Extracted records:
########################################
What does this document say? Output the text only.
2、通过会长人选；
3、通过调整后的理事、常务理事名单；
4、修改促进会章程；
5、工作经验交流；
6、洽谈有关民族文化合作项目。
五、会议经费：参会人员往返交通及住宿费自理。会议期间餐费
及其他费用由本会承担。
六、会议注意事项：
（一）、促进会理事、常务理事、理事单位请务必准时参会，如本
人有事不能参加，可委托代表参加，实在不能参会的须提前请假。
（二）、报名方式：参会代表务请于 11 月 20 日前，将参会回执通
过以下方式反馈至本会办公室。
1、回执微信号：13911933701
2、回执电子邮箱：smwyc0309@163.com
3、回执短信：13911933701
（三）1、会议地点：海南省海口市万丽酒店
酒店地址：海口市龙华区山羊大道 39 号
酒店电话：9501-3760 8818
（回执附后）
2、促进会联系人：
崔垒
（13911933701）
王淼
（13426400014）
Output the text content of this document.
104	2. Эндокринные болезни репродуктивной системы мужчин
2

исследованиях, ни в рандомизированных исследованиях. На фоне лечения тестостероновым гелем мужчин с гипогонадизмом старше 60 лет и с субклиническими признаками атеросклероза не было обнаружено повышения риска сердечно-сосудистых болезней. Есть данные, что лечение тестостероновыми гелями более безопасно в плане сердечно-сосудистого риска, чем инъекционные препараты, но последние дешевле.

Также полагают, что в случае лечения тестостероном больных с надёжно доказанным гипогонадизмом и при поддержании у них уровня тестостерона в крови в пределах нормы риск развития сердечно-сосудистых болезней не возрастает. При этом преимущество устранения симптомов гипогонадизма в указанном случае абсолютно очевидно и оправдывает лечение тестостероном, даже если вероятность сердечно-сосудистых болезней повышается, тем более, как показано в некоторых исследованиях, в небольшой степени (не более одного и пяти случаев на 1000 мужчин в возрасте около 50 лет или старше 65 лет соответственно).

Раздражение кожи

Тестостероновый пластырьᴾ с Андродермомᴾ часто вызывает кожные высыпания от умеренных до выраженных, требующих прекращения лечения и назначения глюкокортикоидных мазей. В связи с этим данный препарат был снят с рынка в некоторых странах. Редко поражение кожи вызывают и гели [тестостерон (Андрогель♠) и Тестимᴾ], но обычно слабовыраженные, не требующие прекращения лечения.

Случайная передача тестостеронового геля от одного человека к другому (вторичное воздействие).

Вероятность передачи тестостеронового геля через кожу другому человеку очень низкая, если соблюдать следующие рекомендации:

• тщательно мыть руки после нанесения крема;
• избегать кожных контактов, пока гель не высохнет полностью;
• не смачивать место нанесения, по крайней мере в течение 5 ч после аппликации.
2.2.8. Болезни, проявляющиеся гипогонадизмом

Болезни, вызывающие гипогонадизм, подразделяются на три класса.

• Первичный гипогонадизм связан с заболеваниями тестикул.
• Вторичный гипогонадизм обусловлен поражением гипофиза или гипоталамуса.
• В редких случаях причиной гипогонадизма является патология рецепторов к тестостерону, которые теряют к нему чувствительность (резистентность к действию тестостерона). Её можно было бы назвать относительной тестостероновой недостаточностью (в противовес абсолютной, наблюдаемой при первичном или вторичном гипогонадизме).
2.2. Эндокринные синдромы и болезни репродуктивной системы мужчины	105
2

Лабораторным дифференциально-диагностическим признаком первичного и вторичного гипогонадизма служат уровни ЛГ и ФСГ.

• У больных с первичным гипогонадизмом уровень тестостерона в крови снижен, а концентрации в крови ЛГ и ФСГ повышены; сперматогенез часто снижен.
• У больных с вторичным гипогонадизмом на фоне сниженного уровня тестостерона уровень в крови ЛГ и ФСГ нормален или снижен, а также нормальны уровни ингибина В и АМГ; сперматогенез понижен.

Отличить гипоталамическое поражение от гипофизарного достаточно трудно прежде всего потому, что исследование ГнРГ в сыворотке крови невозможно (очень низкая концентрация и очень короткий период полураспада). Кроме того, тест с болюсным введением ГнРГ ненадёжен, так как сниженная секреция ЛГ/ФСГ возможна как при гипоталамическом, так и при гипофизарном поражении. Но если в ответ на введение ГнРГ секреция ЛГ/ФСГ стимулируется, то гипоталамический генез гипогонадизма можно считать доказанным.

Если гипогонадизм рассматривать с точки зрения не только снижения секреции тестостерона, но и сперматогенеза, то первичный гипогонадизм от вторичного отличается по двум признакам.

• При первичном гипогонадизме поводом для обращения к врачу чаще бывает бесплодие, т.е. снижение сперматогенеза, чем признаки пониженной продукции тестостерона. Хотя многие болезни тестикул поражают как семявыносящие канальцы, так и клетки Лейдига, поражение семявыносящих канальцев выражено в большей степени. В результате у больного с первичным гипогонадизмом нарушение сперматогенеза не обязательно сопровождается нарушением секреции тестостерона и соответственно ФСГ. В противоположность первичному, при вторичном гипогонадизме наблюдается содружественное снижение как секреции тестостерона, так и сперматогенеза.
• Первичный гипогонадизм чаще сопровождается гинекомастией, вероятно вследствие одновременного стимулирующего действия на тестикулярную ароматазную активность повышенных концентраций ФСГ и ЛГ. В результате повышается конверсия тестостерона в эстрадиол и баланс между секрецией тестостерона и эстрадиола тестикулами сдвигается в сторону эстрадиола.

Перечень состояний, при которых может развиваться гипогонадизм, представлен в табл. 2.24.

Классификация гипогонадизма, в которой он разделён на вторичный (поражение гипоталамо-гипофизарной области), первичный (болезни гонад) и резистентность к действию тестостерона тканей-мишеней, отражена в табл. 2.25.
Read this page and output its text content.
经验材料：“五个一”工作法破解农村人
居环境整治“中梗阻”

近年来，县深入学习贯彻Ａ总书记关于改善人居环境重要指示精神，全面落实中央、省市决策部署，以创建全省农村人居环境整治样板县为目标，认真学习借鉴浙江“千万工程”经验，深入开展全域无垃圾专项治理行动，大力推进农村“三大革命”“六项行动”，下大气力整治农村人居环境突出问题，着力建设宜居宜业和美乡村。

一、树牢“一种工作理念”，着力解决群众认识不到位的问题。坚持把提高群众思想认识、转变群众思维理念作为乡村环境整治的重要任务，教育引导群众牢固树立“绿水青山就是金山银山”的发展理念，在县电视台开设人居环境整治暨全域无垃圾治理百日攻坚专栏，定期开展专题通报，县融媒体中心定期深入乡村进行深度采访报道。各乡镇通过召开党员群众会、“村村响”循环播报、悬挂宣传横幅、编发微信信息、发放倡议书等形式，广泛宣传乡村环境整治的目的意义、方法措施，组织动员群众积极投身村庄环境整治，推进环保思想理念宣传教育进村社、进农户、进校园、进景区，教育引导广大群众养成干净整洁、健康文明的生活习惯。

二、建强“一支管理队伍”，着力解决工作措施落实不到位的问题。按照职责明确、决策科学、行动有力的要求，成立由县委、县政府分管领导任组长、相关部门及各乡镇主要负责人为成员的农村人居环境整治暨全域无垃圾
########################################
Aim.
Write down only the number of lines that contain the string "системы" in the listing.

Answer below.
2